§ **Exercise**: Quote the whole listing word for word. Do not include the pictures.
··· Raw data
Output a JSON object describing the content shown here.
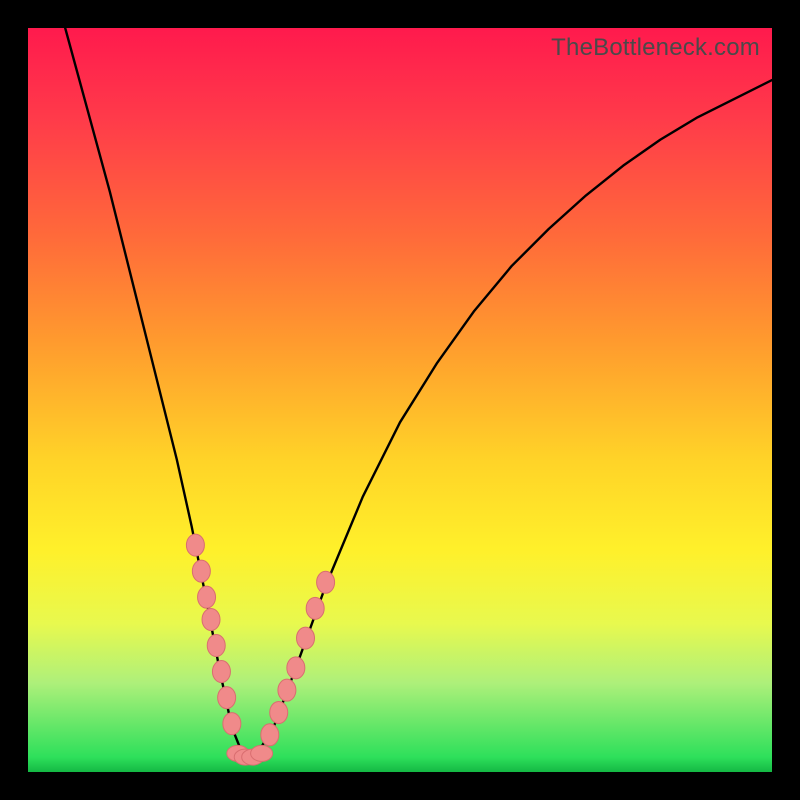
{
  "watermark": {
    "text": "TheBottleneck.com"
  },
  "colors": {
    "black": "#000000",
    "marker_fill": "#f08a8a",
    "marker_stroke": "#d96e70",
    "curve": "#000000"
  },
  "chart_data": {
    "type": "line",
    "title": "",
    "xlabel": "",
    "ylabel": "",
    "xlim": [
      0,
      100
    ],
    "ylim": [
      0,
      100
    ],
    "grid": false,
    "legend": false,
    "series": [
      {
        "name": "curve",
        "x": [
          5,
          8,
          11,
          14,
          17,
          20,
          22,
          24,
          25.7,
          27.4,
          29,
          30.5,
          33,
          36,
          40,
          45,
          50,
          55,
          60,
          65,
          70,
          75,
          80,
          85,
          90,
          95,
          100
        ],
        "y": [
          100,
          89,
          78,
          66,
          54,
          42,
          33,
          23,
          14,
          6,
          2,
          2,
          6,
          14,
          25,
          37,
          47,
          55,
          62,
          68,
          73,
          77.5,
          81.5,
          85,
          88,
          90.5,
          93
        ]
      }
    ],
    "markers_left": {
      "x": [
        22.5,
        23.3,
        24.0,
        24.6,
        25.3,
        26.0,
        26.7,
        27.4
      ],
      "y": [
        30.5,
        27.0,
        23.5,
        20.5,
        17.0,
        13.5,
        10.0,
        6.5
      ]
    },
    "markers_right": {
      "x": [
        32.5,
        33.7,
        34.8,
        36.0,
        37.3,
        38.6,
        40.0
      ],
      "y": [
        5.0,
        8.0,
        11.0,
        14.0,
        18.0,
        22.0,
        25.5
      ]
    },
    "markers_bottom": {
      "x": [
        28.2,
        29.2,
        30.2,
        31.4
      ],
      "y": [
        2.5,
        2.0,
        2.0,
        2.5
      ]
    }
  }
}
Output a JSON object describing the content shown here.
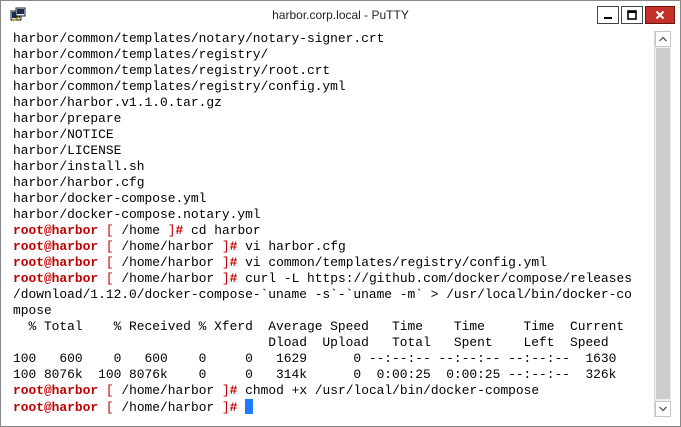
{
  "window": {
    "title": "harbor.corp.local - PuTTY",
    "icon": "putty-terminal-icon",
    "controls": [
      "minimize",
      "maximize",
      "close"
    ]
  },
  "prompt": {
    "user": "root@harbor",
    "open_bracket": "[",
    "close_bracket": "]",
    "hash": "#"
  },
  "colors": {
    "prompt": "#c00000",
    "cursor": "#1e7cff",
    "close_button": "#c4312b"
  },
  "terminal": {
    "lines": [
      {
        "text": "harbor/common/templates/notary/notary-signer.crt"
      },
      {
        "text": "harbor/common/templates/registry/"
      },
      {
        "text": "harbor/common/templates/registry/root.crt"
      },
      {
        "text": "harbor/common/templates/registry/config.yml"
      },
      {
        "text": "harbor/harbor.v1.1.0.tar.gz"
      },
      {
        "text": "harbor/prepare"
      },
      {
        "text": "harbor/NOTICE"
      },
      {
        "text": "harbor/LICENSE"
      },
      {
        "text": "harbor/install.sh"
      },
      {
        "text": "harbor/harbor.cfg"
      },
      {
        "text": "harbor/docker-compose.yml"
      },
      {
        "text": "harbor/docker-compose.notary.yml"
      },
      {
        "prompt": true,
        "path": "/home",
        "cmd": "cd harbor"
      },
      {
        "prompt": true,
        "path": "/home/harbor",
        "cmd": "vi harbor.cfg"
      },
      {
        "prompt": true,
        "path": "/home/harbor",
        "cmd": "vi common/templates/registry/config.yml"
      },
      {
        "prompt": true,
        "path": "/home/harbor",
        "cmd": "curl -L https://github.com/docker/compose/releases"
      },
      {
        "text": "/download/1.12.0/docker-compose-`uname -s`-`uname -m` > /usr/local/bin/docker-co"
      },
      {
        "text": "mpose"
      },
      {
        "text": "  % Total    % Received % Xferd  Average Speed   Time    Time     Time  Current"
      },
      {
        "text": "                                 Dload  Upload   Total   Spent    Left  Speed"
      },
      {
        "text": "100   600    0   600    0     0   1629      0 --:--:-- --:--:-- --:--:--  1630"
      },
      {
        "text": "100 8076k  100 8076k    0     0   314k      0  0:00:25  0:00:25 --:--:--  326k"
      },
      {
        "prompt": true,
        "path": "/home/harbor",
        "cmd": "chmod +x /usr/local/bin/docker-compose"
      },
      {
        "prompt": true,
        "path": "/home/harbor",
        "cmd": "",
        "cursor": true
      }
    ]
  }
}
······
§ **Output for this exercise**:
Output a JSON object describing the content shown here.
{
  "watermark": {
    "text": "TheBottleneck.com"
  },
  "colors": {
    "black": "#000000",
    "marker_fill": "#f08a8a",
    "marker_stroke": "#d96e70",
    "curve": "#000000"
  },
  "chart_data": {
    "type": "line",
    "title": "",
    "xlabel": "",
    "ylabel": "",
    "xlim": [
      0,
      100
    ],
    "ylim": [
      0,
      100
    ],
    "grid": false,
    "legend": false,
    "series": [
      {
        "name": "curve",
        "x": [
          5,
          8,
          11,
          14,
          17,
          20,
          22,
          24,
          25.7,
          27.4,
          29,
          30.5,
          33,
          36,
          40,
          45,
          50,
          55,
          60,
          65,
          70,
          75,
          80,
          85,
          90,
          95,
          100
        ],
        "y": [
          100,
          89,
          78,
          66,
          54,
          42,
          33,
          23,
          14,
          6,
          2,
          2,
          6,
          14,
          25,
          37,
          47,
          55,
          62,
          68,
          73,
          77.5,
          81.5,
          85,
          88,
          90.5,
          93
        ]
      }
    ],
    "markers_left": {
      "x": [
        22.5,
        23.3,
        24.0,
        24.6,
        25.3,
        26.0,
        26.7,
        27.4
      ],
      "y": [
        30.5,
        27.0,
        23.5,
        20.5,
        17.0,
        13.5,
        10.0,
        6.5
      ]
    },
    "markers_right": {
      "x": [
        32.5,
        33.7,
        34.8,
        36.0,
        37.3,
        38.6,
        40.0
      ],
      "y": [
        5.0,
        8.0,
        11.0,
        14.0,
        18.0,
        22.0,
        25.5
      ]
    },
    "markers_bottom": {
      "x": [
        28.2,
        29.2,
        30.2,
        31.4
      ],
      "y": [
        2.5,
        2.0,
        2.0,
        2.5
      ]
    }
  }
}
Output a JSON object describing the content shown here.
{
  "window": {
    "title": "harbor.corp.local - PuTTY",
    "icon": "putty-terminal-icon",
    "controls": [
      "minimize",
      "maximize",
      "close"
    ]
  },
  "prompt": {
    "user": "root@harbor",
    "open_bracket": "[",
    "close_bracket": "]",
    "hash": "#"
  },
  "colors": {
    "prompt": "#c00000",
    "cursor": "#1e7cff",
    "close_button": "#c4312b"
  },
  "terminal": {
    "lines": [
      {
        "text": "harbor/common/templates/notary/notary-signer.crt"
      },
      {
        "text": "harbor/common/templates/registry/"
      },
      {
        "text": "harbor/common/templates/registry/root.crt"
      },
      {
        "text": "harbor/common/templates/registry/config.yml"
      },
      {
        "text": "harbor/harbor.v1.1.0.tar.gz"
      },
      {
        "text": "harbor/prepare"
      },
      {
        "text": "harbor/NOTICE"
      },
      {
        "text": "harbor/LICENSE"
      },
      {
        "text": "harbor/install.sh"
      },
      {
        "text": "harbor/harbor.cfg"
      },
      {
        "text": "harbor/docker-compose.yml"
      },
      {
        "text": "harbor/docker-compose.notary.yml"
      },
      {
        "prompt": true,
        "path": "/home",
        "cmd": "cd harbor"
      },
      {
        "prompt": true,
        "path": "/home/harbor",
        "cmd": "vi harbor.cfg"
      },
      {
        "prompt": true,
        "path": "/home/harbor",
        "cmd": "vi common/templates/registry/config.yml"
      },
      {
        "prompt": true,
        "path": "/home/harbor",
        "cmd": "curl -L https://github.com/docker/compose/releases"
      },
      {
        "text": "/download/1.12.0/docker-compose-`uname -s`-`uname -m` > /usr/local/bin/docker-co"
      },
      {
        "text": "mpose"
      },
      {
        "text": "  % Total    % Received % Xferd  Average Speed   Time    Time     Time  Current"
      },
      {
        "text": "                                 Dload  Upload   Total   Spent    Left  Speed"
      },
      {
        "text": "100   600    0   600    0     0   1629      0 --:--:-- --:--:-- --:--:--  1630"
      },
      {
        "text": "100 8076k  100 8076k    0     0   314k      0  0:00:25  0:00:25 --:--:--  326k"
      },
      {
        "prompt": true,
        "path": "/home/harbor",
        "cmd": "chmod +x /usr/local/bin/docker-compose"
      },
      {
        "prompt": true,
        "path": "/home/harbor",
        "cmd": "",
        "cursor": true
      }
    ]
  }
}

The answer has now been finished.